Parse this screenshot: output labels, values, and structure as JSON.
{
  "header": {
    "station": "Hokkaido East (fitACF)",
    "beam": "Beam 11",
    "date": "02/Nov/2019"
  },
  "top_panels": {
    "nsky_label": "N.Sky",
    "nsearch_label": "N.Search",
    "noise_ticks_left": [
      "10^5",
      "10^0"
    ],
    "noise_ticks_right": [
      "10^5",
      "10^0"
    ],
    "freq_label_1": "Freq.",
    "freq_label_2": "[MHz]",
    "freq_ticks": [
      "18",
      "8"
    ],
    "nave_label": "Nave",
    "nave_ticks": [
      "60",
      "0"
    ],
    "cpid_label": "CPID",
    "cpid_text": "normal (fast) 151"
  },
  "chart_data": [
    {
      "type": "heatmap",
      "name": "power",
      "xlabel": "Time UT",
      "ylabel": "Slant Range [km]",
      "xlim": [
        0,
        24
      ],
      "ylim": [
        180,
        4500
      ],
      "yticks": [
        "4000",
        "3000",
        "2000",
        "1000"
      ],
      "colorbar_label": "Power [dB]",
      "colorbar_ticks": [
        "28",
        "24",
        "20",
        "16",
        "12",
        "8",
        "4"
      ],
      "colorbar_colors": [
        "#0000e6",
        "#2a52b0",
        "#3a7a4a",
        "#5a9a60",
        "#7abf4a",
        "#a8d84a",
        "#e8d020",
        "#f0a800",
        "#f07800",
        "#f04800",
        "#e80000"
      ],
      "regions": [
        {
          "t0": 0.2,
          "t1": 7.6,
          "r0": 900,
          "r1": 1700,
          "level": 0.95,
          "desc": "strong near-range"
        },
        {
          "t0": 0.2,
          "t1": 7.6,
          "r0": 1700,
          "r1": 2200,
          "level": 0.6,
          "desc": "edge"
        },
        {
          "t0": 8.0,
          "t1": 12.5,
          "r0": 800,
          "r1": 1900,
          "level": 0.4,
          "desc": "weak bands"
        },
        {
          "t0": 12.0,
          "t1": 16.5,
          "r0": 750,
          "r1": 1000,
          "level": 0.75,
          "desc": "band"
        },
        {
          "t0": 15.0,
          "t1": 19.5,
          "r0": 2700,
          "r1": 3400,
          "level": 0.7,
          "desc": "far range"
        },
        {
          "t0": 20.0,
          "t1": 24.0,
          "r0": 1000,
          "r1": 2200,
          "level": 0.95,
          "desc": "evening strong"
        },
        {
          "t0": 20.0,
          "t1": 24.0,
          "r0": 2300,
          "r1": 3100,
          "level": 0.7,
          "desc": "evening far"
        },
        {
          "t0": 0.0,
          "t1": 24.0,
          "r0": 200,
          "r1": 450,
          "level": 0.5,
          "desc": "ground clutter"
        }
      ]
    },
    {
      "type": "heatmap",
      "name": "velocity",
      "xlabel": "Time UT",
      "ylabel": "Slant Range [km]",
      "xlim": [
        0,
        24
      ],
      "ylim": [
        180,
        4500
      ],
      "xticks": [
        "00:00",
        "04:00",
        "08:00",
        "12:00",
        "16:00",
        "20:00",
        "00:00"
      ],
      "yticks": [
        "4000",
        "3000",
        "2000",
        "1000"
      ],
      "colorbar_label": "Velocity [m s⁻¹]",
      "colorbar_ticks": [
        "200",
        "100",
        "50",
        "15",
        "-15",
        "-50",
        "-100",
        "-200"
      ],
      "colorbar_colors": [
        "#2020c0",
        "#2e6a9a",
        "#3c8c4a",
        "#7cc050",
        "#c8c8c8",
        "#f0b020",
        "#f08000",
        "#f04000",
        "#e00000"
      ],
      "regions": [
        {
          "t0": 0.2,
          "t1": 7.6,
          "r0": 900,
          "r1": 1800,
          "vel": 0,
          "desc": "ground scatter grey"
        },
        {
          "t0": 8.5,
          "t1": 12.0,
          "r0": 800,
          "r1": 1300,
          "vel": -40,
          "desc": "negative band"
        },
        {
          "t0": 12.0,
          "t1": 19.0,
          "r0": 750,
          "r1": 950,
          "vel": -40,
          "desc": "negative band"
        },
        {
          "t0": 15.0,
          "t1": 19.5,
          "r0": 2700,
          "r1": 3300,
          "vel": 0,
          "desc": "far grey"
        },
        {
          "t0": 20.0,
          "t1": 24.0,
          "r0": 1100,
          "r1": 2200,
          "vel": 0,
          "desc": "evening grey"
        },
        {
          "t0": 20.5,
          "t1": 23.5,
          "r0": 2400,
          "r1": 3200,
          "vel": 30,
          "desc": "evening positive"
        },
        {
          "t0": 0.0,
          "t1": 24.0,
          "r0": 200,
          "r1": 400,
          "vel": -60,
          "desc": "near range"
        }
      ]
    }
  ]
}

********

▶ [Your task]
Please output the entire listing exactly as it stands.

▶ [Exercise response]
Parse this screenshot: output labels, values, and structure as JSON.
{
  "header": {
    "station": "Hokkaido East (fitACF)",
    "beam": "Beam 11",
    "date": "02/Nov/2019"
  },
  "top_panels": {
    "nsky_label": "N.Sky",
    "nsearch_label": "N.Search",
    "noise_ticks_left": [
      "10^5",
      "10^0"
    ],
    "noise_ticks_right": [
      "10^5",
      "10^0"
    ],
    "freq_label_1": "Freq.",
    "freq_label_2": "[MHz]",
    "freq_ticks": [
      "18",
      "8"
    ],
    "nave_label": "Nave",
    "nave_ticks": [
      "60",
      "0"
    ],
    "cpid_label": "CPID",
    "cpid_text": "normal (fast) 151"
  },
  "chart_data": [
    {
      "type": "heatmap",
      "name": "power",
      "xlabel": "Time UT",
      "ylabel": "Slant Range [km]",
      "xlim": [
        0,
        24
      ],
      "ylim": [
        180,
        4500
      ],
      "yticks": [
        "4000",
        "3000",
        "2000",
        "1000"
      ],
      "colorbar_label": "Power [dB]",
      "colorbar_ticks": [
        "28",
        "24",
        "20",
        "16",
        "12",
        "8",
        "4"
      ],
      "colorbar_colors": [
        "#0000e6",
        "#2a52b0",
        "#3a7a4a",
        "#5a9a60",
        "#7abf4a",
        "#a8d84a",
        "#e8d020",
        "#f0a800",
        "#f07800",
        "#f04800",
        "#e80000"
      ],
      "regions": [
        {
          "t0": 0.2,
          "t1": 7.6,
          "r0": 900,
          "r1": 1700,
          "level": 0.95,
          "desc": "strong near-range"
        },
        {
          "t0": 0.2,
          "t1": 7.6,
          "r0": 1700,
          "r1": 2200,
          "level": 0.6,
          "desc": "edge"
        },
        {
          "t0": 8.0,
          "t1": 12.5,
          "r0": 800,
          "r1": 1900,
          "level": 0.4,
          "desc": "weak bands"
        },
        {
          "t0": 12.0,
          "t1": 16.5,
          "r0": 750,
          "r1": 1000,
          "level": 0.75,
          "desc": "band"
        },
        {
          "t0": 15.0,
          "t1": 19.5,
          "r0": 2700,
          "r1": 3400,
          "level": 0.7,
          "desc": "far range"
        },
        {
          "t0": 20.0,
          "t1": 24.0,
          "r0": 1000,
          "r1": 2200,
          "level": 0.95,
          "desc": "evening strong"
        },
        {
          "t0": 20.0,
          "t1": 24.0,
          "r0": 2300,
          "r1": 3100,
          "level": 0.7,
          "desc": "evening far"
        },
        {
          "t0": 0.0,
          "t1": 24.0,
          "r0": 200,
          "r1": 450,
          "level": 0.5,
          "desc": "ground clutter"
        }
      ]
    },
    {
      "type": "heatmap",
      "name": "velocity",
      "xlabel": "Time UT",
      "ylabel": "Slant Range [km]",
      "xlim": [
        0,
        24
      ],
      "ylim": [
        180,
        4500
      ],
      "xticks": [
        "00:00",
        "04:00",
        "08:00",
        "12:00",
        "16:00",
        "20:00",
        "00:00"
      ],
      "yticks": [
        "4000",
        "3000",
        "2000",
        "1000"
      ],
      "colorbar_label": "Velocity [m s⁻¹]",
      "colorbar_ticks": [
        "200",
        "100",
        "50",
        "15",
        "-15",
        "-50",
        "-100",
        "-200"
      ],
      "colorbar_colors": [
        "#2020c0",
        "#2e6a9a",
        "#3c8c4a",
        "#7cc050",
        "#c8c8c8",
        "#f0b020",
        "#f08000",
        "#f04000",
        "#e00000"
      ],
      "regions": [
        {
          "t0": 0.2,
          "t1": 7.6,
          "r0": 900,
          "r1": 1800,
          "vel": 0,
          "desc": "ground scatter grey"
        },
        {
          "t0": 8.5,
          "t1": 12.0,
          "r0": 800,
          "r1": 1300,
          "vel": -40,
          "desc": "negative band"
        },
        {
          "t0": 12.0,
          "t1": 19.0,
          "r0": 750,
          "r1": 950,
          "vel": -40,
          "desc": "negative band"
        },
        {
          "t0": 15.0,
          "t1": 19.5,
          "r0": 2700,
          "r1": 3300,
          "vel": 0,
          "desc": "far grey"
        },
        {
          "t0": 20.0,
          "t1": 24.0,
          "r0": 1100,
          "r1": 2200,
          "vel": 0,
          "desc": "evening grey"
        },
        {
          "t0": 20.5,
          "t1": 23.5,
          "r0": 2400,
          "r1": 3200,
          "vel": 30,
          "desc": "evening positive"
        },
        {
          "t0": 0.0,
          "t1": 24.0,
          "r0": 200,
          "r1": 400,
          "vel": -60,
          "desc": "near range"
        }
      ]
    }
  ]
}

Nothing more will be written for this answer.